• THE PROBLEM: Reproduce all the entries exactly.

+++

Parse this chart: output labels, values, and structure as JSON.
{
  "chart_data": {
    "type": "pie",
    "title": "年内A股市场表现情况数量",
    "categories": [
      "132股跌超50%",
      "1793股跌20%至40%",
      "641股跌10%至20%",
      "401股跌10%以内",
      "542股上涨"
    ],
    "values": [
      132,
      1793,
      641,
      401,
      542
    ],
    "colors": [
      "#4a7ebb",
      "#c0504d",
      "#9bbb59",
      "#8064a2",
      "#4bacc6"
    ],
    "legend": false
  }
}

+++

• THE OUTPUT:
Parse this chart: output labels, values, and structure as JSON.
{
  "chart_data": {
    "type": "pie",
    "title": "年内A股市场表现情况数量",
    "categories": [
      "132股跌超50%",
      "1793股跌20%至40%",
      "641股跌10%至20%",
      "401股跌10%以内",
      "542股上涨"
    ],
    "values": [
      132,
      1793,
      641,
      401,
      542
    ],
    "colors": [
      "#4a7ebb",
      "#c0504d",
      "#9bbb59",
      "#8064a2",
      "#4bacc6"
    ],
    "legend": false
  }
}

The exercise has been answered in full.